◆ STATED TASK ◆
Please copy all the lines that follow, word for word.

◆ MATERIAL SUPPLIED ◆
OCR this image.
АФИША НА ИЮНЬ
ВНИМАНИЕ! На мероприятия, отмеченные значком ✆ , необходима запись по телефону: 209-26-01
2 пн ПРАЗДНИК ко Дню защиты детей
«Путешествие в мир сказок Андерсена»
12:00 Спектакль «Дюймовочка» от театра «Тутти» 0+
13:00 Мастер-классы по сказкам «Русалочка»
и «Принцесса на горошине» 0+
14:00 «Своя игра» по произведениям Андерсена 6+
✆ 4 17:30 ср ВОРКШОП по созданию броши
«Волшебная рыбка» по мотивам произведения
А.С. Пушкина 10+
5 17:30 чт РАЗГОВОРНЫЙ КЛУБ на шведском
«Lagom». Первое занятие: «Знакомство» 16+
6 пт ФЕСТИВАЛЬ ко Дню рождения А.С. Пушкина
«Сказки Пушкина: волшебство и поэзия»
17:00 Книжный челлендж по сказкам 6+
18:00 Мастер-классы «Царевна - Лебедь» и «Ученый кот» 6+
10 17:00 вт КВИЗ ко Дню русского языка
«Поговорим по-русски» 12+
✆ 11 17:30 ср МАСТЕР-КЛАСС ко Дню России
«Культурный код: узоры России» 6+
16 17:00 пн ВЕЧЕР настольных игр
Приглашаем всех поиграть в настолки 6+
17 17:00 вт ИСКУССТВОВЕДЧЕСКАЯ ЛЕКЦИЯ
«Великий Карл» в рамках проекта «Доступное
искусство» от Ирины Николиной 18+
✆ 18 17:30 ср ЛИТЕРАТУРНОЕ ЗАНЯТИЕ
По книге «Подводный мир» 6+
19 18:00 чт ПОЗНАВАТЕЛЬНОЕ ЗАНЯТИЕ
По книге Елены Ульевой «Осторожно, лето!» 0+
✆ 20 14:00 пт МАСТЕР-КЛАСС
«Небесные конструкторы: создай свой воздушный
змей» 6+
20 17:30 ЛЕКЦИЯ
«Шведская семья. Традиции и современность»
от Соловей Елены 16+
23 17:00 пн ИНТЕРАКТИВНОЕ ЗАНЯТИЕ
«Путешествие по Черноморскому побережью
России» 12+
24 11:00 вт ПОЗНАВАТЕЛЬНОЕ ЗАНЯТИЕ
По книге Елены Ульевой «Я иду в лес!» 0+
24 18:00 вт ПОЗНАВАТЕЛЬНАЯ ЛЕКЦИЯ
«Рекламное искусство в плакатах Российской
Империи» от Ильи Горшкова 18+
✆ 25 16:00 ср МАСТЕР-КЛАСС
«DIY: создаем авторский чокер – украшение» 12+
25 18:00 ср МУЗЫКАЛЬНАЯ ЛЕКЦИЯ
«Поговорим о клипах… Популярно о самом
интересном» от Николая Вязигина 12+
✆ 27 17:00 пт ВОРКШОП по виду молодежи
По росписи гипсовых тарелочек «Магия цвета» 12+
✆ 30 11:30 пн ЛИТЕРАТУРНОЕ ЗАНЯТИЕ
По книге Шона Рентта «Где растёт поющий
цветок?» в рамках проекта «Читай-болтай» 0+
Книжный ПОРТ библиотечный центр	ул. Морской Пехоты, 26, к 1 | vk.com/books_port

◆ PROBLEM SOLUTION ◆
OCR this image.
АФИША НА ИЮНЬ
ВНИМАНИЕ! На мероприятия, отмеченные значком ✆ , необходима запись по телефону: 209-26-01
2 пн ПРАЗДНИК ко Дню защиты детей
«Путешествие в мир сказок Андерсена»
12:00 Спектакль «Дюймовочка» от театра «Тутти» 0+
13:00 Мастер-классы по сказкам «Русалочка»
и «Принцесса на горошине» 0+
14:00 «Своя игра» по произведениям Андерсена 6+
✆ 4 17:30 ср ВОРКШОП по созданию броши
«Волшебная рыбка» по мотивам произведения
А.С. Пушкина 10+
5 17:30 чт РАЗГОВОРНЫЙ КЛУБ на шведском
«Lagom». Первое занятие: «Знакомство» 16+
6 пт ФЕСТИВАЛЬ ко Дню рождения А.С. Пушкина
«Сказки Пушкина: волшебство и поэзия»
17:00 Книжный челлендж по сказкам 6+
18:00 Мастер-классы «Царевна - Лебедь» и «Ученый кот» 6+
10 17:00 вт КВИЗ ко Дню русского языка
«Поговорим по-русски» 12+
✆ 11 17:30 ср МАСТЕР-КЛАСС ко Дню России
«Культурный код: узоры России» 6+
16 17:00 пн ВЕЧЕР настольных игр
Приглашаем всех поиграть в настолки 6+
17 17:00 вт ИСКУССТВОВЕДЧЕСКАЯ ЛЕКЦИЯ
«Великий Карл» в рамках проекта «Доступное
искусство» от Ирины Николиной 18+
✆ 18 17:30 ср ЛИТЕРАТУРНОЕ ЗАНЯТИЕ
По книге «Подводный мир» 6+
19 18:00 чт ПОЗНАВАТЕЛЬНОЕ ЗАНЯТИЕ
По книге Елены Ульевой «Осторожно, лето!» 0+
✆ 20 14:00 пт МАСТЕР-КЛАСС
«Небесные конструкторы: создай свой воздушный
змей» 6+
20 17:30 ЛЕКЦИЯ
«Шведская семья. Традиции и современность»
от Соловей Елены 16+
23 17:00 пн ИНТЕРАКТИВНОЕ ЗАНЯТИЕ
«Путешествие по Черноморскому побережью
России» 12+
24 11:00 вт ПОЗНАВАТЕЛЬНОЕ ЗАНЯТИЕ
По книге Елены Ульевой «Я иду в лес!» 0+
24 18:00 вт ПОЗНАВАТЕЛЬНАЯ ЛЕКЦИЯ
«Рекламное искусство в плакатах Российской
Империи» от Ильи Горшкова 18+
✆ 25 16:00 ср МАСТЕР-КЛАСС
«DIY: создаем авторский чокер – украшение» 12+
25 18:00 ср МУЗЫКАЛЬНАЯ ЛЕКЦИЯ
«Поговорим о клипах… Популярно о самом
интересном» от Николая Вязигина 12+
✆ 27 17:00 пт ВОРКШОП по виду молодежи
По росписи гипсовых тарелочек «Магия цвета» 12+
✆ 30 11:30 пн ЛИТЕРАТУРНОЕ ЗАНЯТИЕ
По книге Шона Рентта «Где растёт поющий
цветок?» в рамках проекта «Читай-болтай» 0+
Книжный ПОРТ библиотечный центр	ул. Морской Пехоты, 26, к 1 | vk.com/books_port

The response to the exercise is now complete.